> CONSIGNE A: Recopiez le listing à l'identique, du tout début jusqu'à la ligne contenant «wind-direction-point <box>803 563», celle-ci comprise.

> TEXTE FOURNI:
· · · ·

À la question qui court depuis l'Ancien Régime de savoir si les pouvoirs de police appartiennent au pouvoir municipal ou au pouvoir central, la IIIe République répond par la loi de 1884 qui confirme à des maires élus – alors que, de 1795 à 1882, ils étaient essentiellement désignés et révoqués par l'exécutif – leurs prérogatives définies par la législation de 1789-1790 : « Il appartient à l'administration municipale de faire jouir ses habitants d'une bonne police. » Cette confirmation, pour être nette, n'en dissimule pas moins quelques ambiguïtés, n'en souffre pas moins quelques exceptions, dont les plus notables sont celles de Paris et de Lyon (dont la police a été étatisée en 1851), et provoque quelques remords : ces polices municipales échappant depuis 1884 au pouvoir central, plusieurs projets d'étatisation vont voir le jour au prétexte de l'inefficacité policière résultant de cette situation. Cette conception municipale explique en effet une organisation singulière dans un pays et sous un régime à la forte réputation centralisatrice qui voit en réalité coexister une constellation de polices aux moyens différents, tandis que l'État, par le biais du ministère de l'Intérieur, ne dirige directement lui-même qu'une Sûreté générale aux effectifs squelettiques, « un état-major sans troupe », une « armée de porte-plume ».

· · · ·

(Annotations des éléments de mise en page)
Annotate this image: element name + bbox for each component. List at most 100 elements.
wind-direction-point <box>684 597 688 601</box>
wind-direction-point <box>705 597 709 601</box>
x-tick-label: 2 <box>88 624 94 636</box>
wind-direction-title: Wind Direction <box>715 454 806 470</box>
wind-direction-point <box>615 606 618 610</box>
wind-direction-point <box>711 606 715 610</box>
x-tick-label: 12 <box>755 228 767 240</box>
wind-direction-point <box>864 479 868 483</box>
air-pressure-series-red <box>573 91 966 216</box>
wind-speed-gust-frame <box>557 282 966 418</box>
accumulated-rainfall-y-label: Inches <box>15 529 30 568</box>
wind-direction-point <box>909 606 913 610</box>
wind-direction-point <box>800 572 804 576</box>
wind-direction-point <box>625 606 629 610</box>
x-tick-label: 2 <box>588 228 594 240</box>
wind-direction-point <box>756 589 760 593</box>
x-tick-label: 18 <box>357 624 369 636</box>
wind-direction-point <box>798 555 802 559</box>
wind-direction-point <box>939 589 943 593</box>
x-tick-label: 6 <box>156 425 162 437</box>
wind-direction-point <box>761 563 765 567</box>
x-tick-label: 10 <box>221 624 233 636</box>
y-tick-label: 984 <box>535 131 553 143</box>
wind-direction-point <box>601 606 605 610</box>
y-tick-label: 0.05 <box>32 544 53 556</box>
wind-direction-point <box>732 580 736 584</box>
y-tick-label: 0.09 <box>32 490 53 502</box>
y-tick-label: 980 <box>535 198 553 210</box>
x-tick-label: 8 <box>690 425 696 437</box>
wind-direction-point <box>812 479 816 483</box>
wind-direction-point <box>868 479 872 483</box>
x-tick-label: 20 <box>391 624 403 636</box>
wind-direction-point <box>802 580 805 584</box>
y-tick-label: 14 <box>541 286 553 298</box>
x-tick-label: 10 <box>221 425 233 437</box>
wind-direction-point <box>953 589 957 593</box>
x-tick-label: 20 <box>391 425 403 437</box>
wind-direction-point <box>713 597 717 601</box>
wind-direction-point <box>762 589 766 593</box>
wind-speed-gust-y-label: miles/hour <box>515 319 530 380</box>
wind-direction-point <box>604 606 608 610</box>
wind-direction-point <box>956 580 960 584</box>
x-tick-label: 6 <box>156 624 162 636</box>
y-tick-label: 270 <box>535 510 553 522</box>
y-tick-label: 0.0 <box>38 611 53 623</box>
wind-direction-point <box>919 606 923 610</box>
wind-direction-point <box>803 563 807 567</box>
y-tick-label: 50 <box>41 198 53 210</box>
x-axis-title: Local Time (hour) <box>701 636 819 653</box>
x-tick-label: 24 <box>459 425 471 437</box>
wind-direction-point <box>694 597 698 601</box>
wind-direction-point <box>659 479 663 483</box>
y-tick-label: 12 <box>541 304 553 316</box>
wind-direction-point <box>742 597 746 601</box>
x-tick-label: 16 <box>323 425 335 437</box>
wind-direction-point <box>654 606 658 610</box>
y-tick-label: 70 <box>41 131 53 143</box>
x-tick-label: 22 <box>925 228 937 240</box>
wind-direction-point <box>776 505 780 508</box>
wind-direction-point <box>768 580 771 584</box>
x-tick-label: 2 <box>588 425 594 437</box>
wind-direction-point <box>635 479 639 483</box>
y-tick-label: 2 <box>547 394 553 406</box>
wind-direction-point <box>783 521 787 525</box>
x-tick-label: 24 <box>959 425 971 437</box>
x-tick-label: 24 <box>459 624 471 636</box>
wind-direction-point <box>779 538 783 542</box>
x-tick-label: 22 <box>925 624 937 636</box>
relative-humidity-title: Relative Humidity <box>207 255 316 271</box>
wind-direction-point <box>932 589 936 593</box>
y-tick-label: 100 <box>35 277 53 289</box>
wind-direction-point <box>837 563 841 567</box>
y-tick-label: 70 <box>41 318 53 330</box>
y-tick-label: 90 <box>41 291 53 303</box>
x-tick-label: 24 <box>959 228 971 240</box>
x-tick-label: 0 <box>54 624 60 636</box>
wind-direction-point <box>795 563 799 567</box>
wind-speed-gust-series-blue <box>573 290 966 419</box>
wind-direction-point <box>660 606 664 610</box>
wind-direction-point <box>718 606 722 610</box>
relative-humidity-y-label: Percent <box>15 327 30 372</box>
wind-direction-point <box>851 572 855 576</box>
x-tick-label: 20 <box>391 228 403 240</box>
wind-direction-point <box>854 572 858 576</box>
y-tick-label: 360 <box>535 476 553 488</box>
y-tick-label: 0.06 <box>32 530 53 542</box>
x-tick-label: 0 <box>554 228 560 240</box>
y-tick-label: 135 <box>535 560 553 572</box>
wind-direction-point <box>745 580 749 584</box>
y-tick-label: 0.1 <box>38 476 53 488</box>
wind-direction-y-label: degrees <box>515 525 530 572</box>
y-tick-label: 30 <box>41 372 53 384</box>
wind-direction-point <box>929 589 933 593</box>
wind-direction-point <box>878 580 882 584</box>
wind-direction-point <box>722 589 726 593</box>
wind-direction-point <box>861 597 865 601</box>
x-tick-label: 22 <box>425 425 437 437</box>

· · · ·

> CONSIGNE B: Pour chacune des affirmations suivantes, indiquez par oui ou par non si elle concorde avec le texte sur les pouvoirs de police, en citant mot pour mot le passage qui tranche. (i) La loi de 1884 confirme aux maires élus leurs prérogatives en matière de police. (ii) La police de Lyon a été étatisée en 1884. (iii) La Sûreté générale disposait d'effectifs importants.

> RÉPONSE COMPLÈTE A:
Annotate this image: element name + bbox for each component. List at most 100 elements.
wind-direction-point <box>684 597 688 601</box>
wind-direction-point <box>705 597 709 601</box>
x-tick-label: 2 <box>88 624 94 636</box>
wind-direction-title: Wind Direction <box>715 454 806 470</box>
wind-direction-point <box>615 606 618 610</box>
wind-direction-point <box>711 606 715 610</box>
x-tick-label: 12 <box>755 228 767 240</box>
wind-direction-point <box>864 479 868 483</box>
air-pressure-series-red <box>573 91 966 216</box>
wind-speed-gust-frame <box>557 282 966 418</box>
accumulated-rainfall-y-label: Inches <box>15 529 30 568</box>
wind-direction-point <box>909 606 913 610</box>
wind-direction-point <box>800 572 804 576</box>
wind-direction-point <box>625 606 629 610</box>
x-tick-label: 2 <box>588 228 594 240</box>
wind-direction-point <box>756 589 760 593</box>
x-tick-label: 18 <box>357 624 369 636</box>
wind-direction-point <box>798 555 802 559</box>
wind-direction-point <box>939 589 943 593</box>
x-tick-label: 6 <box>156 425 162 437</box>
wind-direction-point <box>761 563 765 567</box>
x-tick-label: 10 <box>221 624 233 636</box>
y-tick-label: 984 <box>535 131 553 143</box>
wind-direction-point <box>601 606 605 610</box>
y-tick-label: 0.05 <box>32 544 53 556</box>
wind-direction-point <box>732 580 736 584</box>
y-tick-label: 0.09 <box>32 490 53 502</box>
y-tick-label: 980 <box>535 198 553 210</box>
x-tick-label: 8 <box>690 425 696 437</box>
wind-direction-point <box>812 479 816 483</box>
wind-direction-point <box>868 479 872 483</box>
x-tick-label: 20 <box>391 624 403 636</box>
wind-direction-point <box>802 580 805 584</box>
y-tick-label: 14 <box>541 286 553 298</box>
x-tick-label: 10 <box>221 425 233 437</box>
wind-direction-point <box>953 589 957 593</box>
x-tick-label: 20 <box>391 425 403 437</box>
wind-direction-point <box>713 597 717 601</box>
wind-direction-point <box>762 589 766 593</box>
wind-speed-gust-y-label: miles/hour <box>515 319 530 380</box>
wind-direction-point <box>604 606 608 610</box>
wind-direction-point <box>956 580 960 584</box>
x-tick-label: 6 <box>156 624 162 636</box>
y-tick-label: 270 <box>535 510 553 522</box>
y-tick-label: 0.0 <box>38 611 53 623</box>
wind-direction-point <box>919 606 923 610</box>
wind-direction-point <box>803 563 807 567</box>

> RÉPONSE COMPLÈTE B:
(i) Oui : « la IIIe République répond par la loi de 1884 qui confirme à des maires élus – alors que, de 1795 à 1882, ils étaient essentiellement désignés et révoqués par l'exécutif – leurs prérogatives définies par la législation de 1789-1790 ».
(ii) Non : « celles de Paris et de Lyon (dont la police a été étatisée en 1851) ».
(iii) Non : « une Sûreté générale aux effectifs squelettiques ».